### Work to do
Your task is to repeat the entries word for word while leaving out the pictures.

### Data for processing

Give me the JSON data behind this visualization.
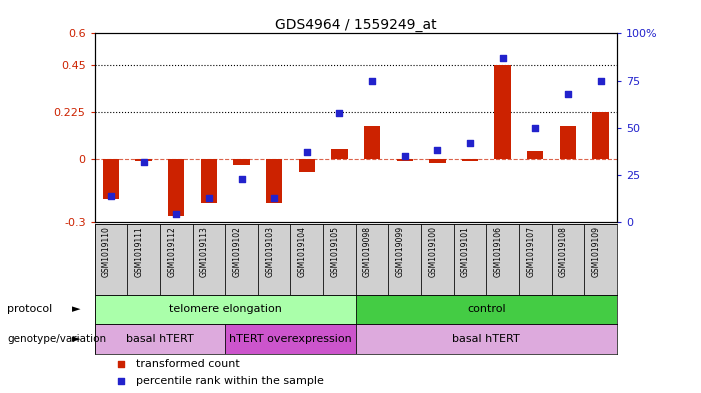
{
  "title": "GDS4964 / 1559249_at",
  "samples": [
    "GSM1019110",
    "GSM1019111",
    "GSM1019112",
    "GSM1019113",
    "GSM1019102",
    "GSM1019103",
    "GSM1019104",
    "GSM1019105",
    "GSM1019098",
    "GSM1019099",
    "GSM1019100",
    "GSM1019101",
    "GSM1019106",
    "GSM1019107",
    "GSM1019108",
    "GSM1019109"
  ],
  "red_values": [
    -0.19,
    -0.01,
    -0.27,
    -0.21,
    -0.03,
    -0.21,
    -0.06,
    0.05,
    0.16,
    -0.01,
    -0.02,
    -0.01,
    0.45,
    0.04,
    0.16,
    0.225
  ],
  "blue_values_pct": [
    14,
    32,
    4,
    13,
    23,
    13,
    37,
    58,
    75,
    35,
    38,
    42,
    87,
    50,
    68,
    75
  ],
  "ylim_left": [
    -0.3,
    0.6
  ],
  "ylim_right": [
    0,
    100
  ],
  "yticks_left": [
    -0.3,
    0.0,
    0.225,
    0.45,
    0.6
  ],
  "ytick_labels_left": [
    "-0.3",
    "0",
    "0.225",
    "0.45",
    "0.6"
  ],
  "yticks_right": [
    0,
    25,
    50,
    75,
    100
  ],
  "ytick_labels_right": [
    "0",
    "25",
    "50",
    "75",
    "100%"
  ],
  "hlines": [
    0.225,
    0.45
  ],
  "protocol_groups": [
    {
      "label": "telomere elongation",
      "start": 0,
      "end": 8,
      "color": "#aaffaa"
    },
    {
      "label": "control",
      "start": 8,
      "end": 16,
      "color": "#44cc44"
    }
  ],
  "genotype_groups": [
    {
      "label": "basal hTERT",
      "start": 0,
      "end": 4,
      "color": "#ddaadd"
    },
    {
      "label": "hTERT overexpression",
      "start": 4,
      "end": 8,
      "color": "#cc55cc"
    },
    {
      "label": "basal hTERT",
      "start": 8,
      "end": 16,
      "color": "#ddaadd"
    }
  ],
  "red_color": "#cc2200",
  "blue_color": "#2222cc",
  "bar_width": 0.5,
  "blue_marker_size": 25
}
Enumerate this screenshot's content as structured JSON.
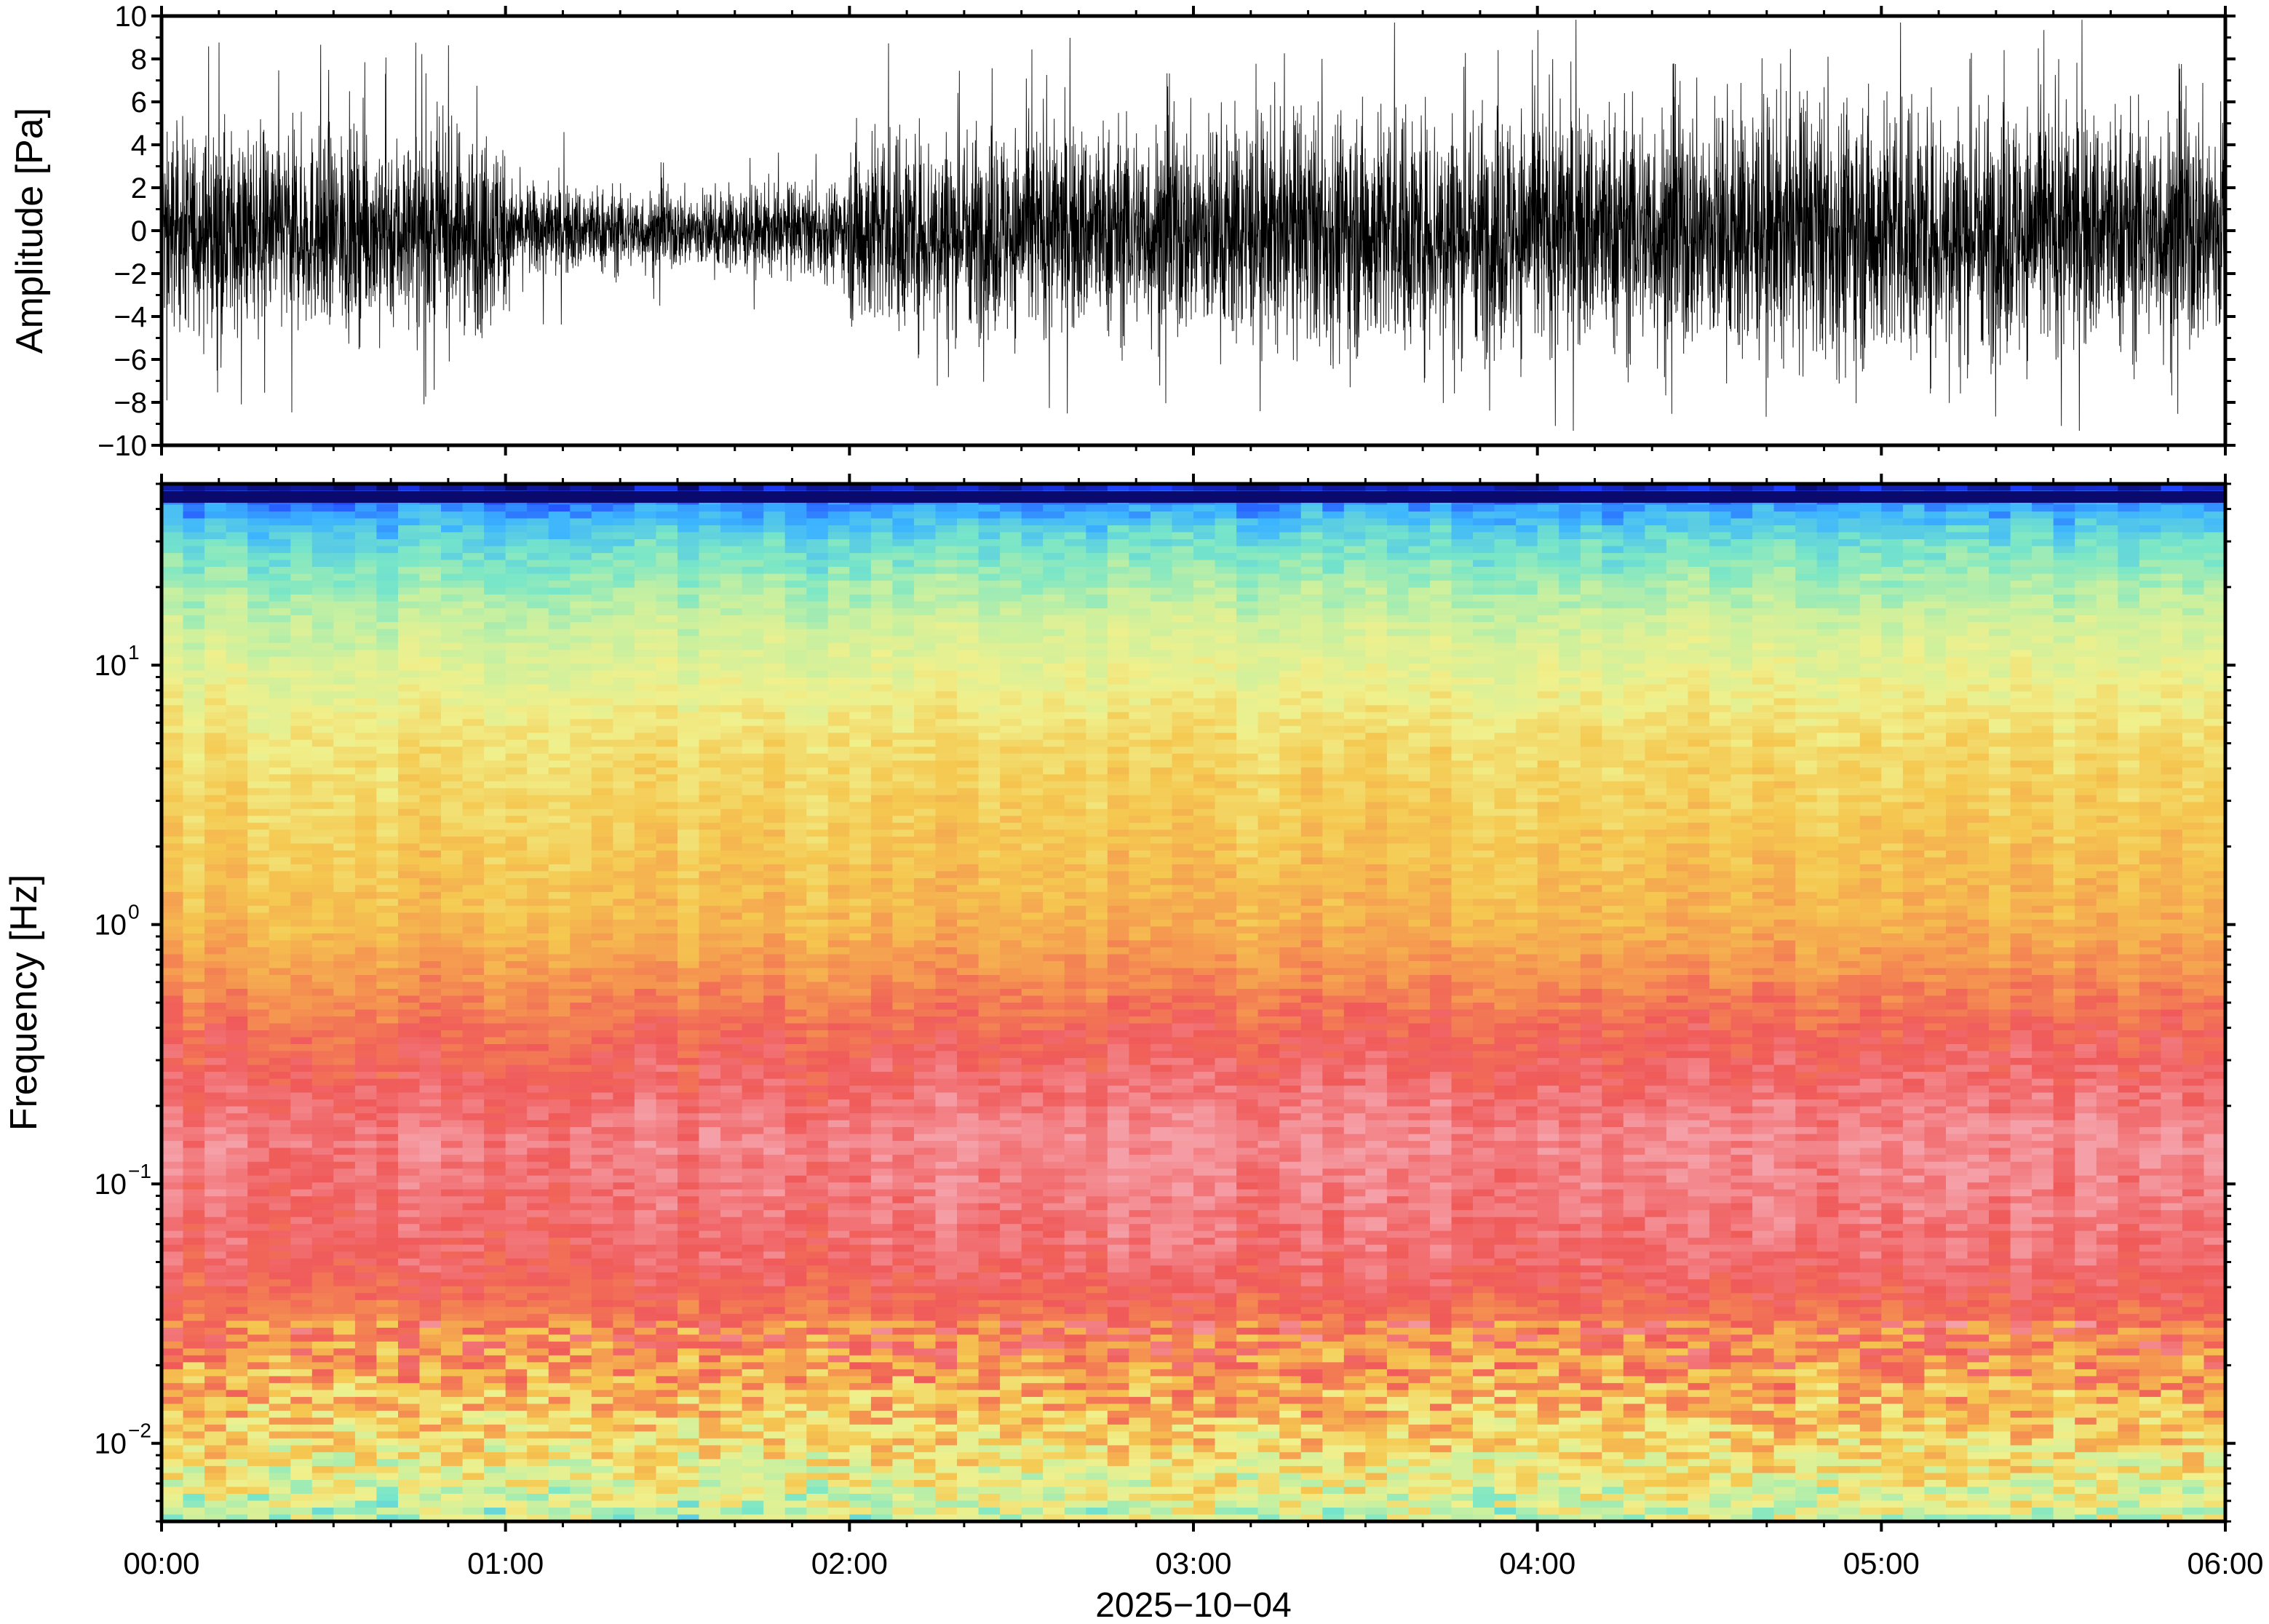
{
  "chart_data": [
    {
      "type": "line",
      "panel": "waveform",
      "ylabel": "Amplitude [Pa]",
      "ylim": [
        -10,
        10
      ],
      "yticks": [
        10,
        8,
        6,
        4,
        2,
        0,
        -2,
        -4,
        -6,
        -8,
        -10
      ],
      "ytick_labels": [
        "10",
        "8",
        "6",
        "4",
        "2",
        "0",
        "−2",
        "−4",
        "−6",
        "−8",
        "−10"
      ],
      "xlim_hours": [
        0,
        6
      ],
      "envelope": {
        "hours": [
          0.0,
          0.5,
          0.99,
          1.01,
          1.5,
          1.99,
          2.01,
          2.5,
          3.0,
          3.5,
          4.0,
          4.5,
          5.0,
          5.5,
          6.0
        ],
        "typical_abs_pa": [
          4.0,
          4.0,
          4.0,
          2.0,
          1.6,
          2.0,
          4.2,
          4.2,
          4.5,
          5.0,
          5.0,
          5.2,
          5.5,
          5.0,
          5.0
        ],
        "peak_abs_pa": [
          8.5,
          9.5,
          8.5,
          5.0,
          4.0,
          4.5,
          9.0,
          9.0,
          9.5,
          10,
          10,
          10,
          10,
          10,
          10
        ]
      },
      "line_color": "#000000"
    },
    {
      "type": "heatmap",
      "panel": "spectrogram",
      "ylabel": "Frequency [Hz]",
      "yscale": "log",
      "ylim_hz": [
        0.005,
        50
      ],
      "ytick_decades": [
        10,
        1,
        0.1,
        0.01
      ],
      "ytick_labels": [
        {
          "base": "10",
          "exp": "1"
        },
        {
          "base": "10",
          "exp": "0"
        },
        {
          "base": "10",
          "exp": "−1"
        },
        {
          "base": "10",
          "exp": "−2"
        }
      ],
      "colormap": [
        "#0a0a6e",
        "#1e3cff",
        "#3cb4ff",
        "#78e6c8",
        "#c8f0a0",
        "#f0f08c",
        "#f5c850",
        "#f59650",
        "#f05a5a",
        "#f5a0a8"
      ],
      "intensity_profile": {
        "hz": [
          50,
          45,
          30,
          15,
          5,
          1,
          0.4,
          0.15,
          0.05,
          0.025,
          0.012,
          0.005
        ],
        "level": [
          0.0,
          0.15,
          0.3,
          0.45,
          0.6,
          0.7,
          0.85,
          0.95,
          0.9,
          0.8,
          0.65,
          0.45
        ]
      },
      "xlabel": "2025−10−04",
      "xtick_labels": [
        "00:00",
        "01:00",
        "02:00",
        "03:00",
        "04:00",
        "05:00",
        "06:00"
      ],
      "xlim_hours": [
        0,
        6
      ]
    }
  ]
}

### Solved exercise
Give me the JSON data behind this visualization.
{
  "title": "GDS4964 / 1559249_at",
  "samples": [
    "GSM1019110",
    "GSM1019111",
    "GSM1019112",
    "GSM1019113",
    "GSM1019102",
    "GSM1019103",
    "GSM1019104",
    "GSM1019105",
    "GSM1019098",
    "GSM1019099",
    "GSM1019100",
    "GSM1019101",
    "GSM1019106",
    "GSM1019107",
    "GSM1019108",
    "GSM1019109"
  ],
  "red_values": [
    -0.19,
    -0.01,
    -0.27,
    -0.21,
    -0.03,
    -0.21,
    -0.06,
    0.05,
    0.16,
    -0.01,
    -0.02,
    -0.01,
    0.45,
    0.04,
    0.16,
    0.225
  ],
  "blue_values_pct": [
    14,
    32,
    4,
    13,
    23,
    13,
    37,
    58,
    75,
    35,
    38,
    42,
    87,
    50,
    68,
    75
  ],
  "ylim_left": [
    -0.3,
    0.6
  ],
  "ylim_right": [
    0,
    100
  ],
  "yticks_left": [
    -0.3,
    0.0,
    0.225,
    0.45,
    0.6
  ],
  "ytick_labels_left": [
    "-0.3",
    "0",
    "0.225",
    "0.45",
    "0.6"
  ],
  "yticks_right": [
    0,
    25,
    50,
    75,
    100
  ],
  "ytick_labels_right": [
    "0",
    "25",
    "50",
    "75",
    "100%"
  ],
  "hlines": [
    0.225,
    0.45
  ],
  "protocol_groups": [
    {
      "label": "telomere elongation",
      "start": 0,
      "end": 8,
      "color": "#aaffaa"
    },
    {
      "label": "control",
      "start": 8,
      "end": 16,
      "color": "#44cc44"
    }
  ],
  "genotype_groups": [
    {
      "label": "basal hTERT",
      "start": 0,
      "end": 4,
      "color": "#ddaadd"
    },
    {
      "label": "hTERT overexpression",
      "start": 4,
      "end": 8,
      "color": "#cc55cc"
    },
    {
      "label": "basal hTERT",
      "start": 8,
      "end": 16,
      "color": "#ddaadd"
    }
  ],
  "red_color": "#cc2200",
  "blue_color": "#2222cc",
  "bar_width": 0.5,
  "blue_marker_size": 25
}
Enumerate this screenshot's content as structured JSON.
{
  "chart_data": [
    {
      "type": "line",
      "panel": "waveform",
      "ylabel": "Amplitude [Pa]",
      "ylim": [
        -10,
        10
      ],
      "yticks": [
        10,
        8,
        6,
        4,
        2,
        0,
        -2,
        -4,
        -6,
        -8,
        -10
      ],
      "ytick_labels": [
        "10",
        "8",
        "6",
        "4",
        "2",
        "0",
        "−2",
        "−4",
        "−6",
        "−8",
        "−10"
      ],
      "xlim_hours": [
        0,
        6
      ],
      "envelope": {
        "hours": [
          0.0,
          0.5,
          0.99,
          1.01,
          1.5,
          1.99,
          2.01,
          2.5,
          3.0,
          3.5,
          4.0,
          4.5,
          5.0,
          5.5,
          6.0
        ],
        "typical_abs_pa": [
          4.0,
          4.0,
          4.0,
          2.0,
          1.6,
          2.0,
          4.2,
          4.2,
          4.5,
          5.0,
          5.0,
          5.2,
          5.5,
          5.0,
          5.0
        ],
        "peak_abs_pa": [
          8.5,
          9.5,
          8.5,
          5.0,
          4.0,
          4.5,
          9.0,
          9.0,
          9.5,
          10,
          10,
          10,
          10,
          10,
          10
        ]
      },
      "line_color": "#000000"
    },
    {
      "type": "heatmap",
      "panel": "spectrogram",
      "ylabel": "Frequency [Hz]",
      "yscale": "log",
      "ylim_hz": [
        0.005,
        50
      ],
      "ytick_decades": [
        10,
        1,
        0.1,
        0.01
      ],
      "ytick_labels": [
        {
          "base": "10",
          "exp": "1"
        },
        {
          "base": "10",
          "exp": "0"
        },
        {
          "base": "10",
          "exp": "−1"
        },
        {
          "base": "10",
          "exp": "−2"
        }
      ],
      "colormap": [
        "#0a0a6e",
        "#1e3cff",
        "#3cb4ff",
        "#78e6c8",
        "#c8f0a0",
        "#f0f08c",
        "#f5c850",
        "#f59650",
        "#f05a5a",
        "#f5a0a8"
      ],
      "intensity_profile": {
        "hz": [
          50,
          45,
          30,
          15,
          5,
          1,
          0.4,
          0.15,
          0.05,
          0.025,
          0.012,
          0.005
        ],
        "level": [
          0.0,
          0.15,
          0.3,
          0.45,
          0.6,
          0.7,
          0.85,
          0.95,
          0.9,
          0.8,
          0.65,
          0.45
        ]
      },
      "xlabel": "2025−10−04",
      "xtick_labels": [
        "00:00",
        "01:00",
        "02:00",
        "03:00",
        "04:00",
        "05:00",
        "06:00"
      ],
      "xlim_hours": [
        0,
        6
      ]
    }
  ]
}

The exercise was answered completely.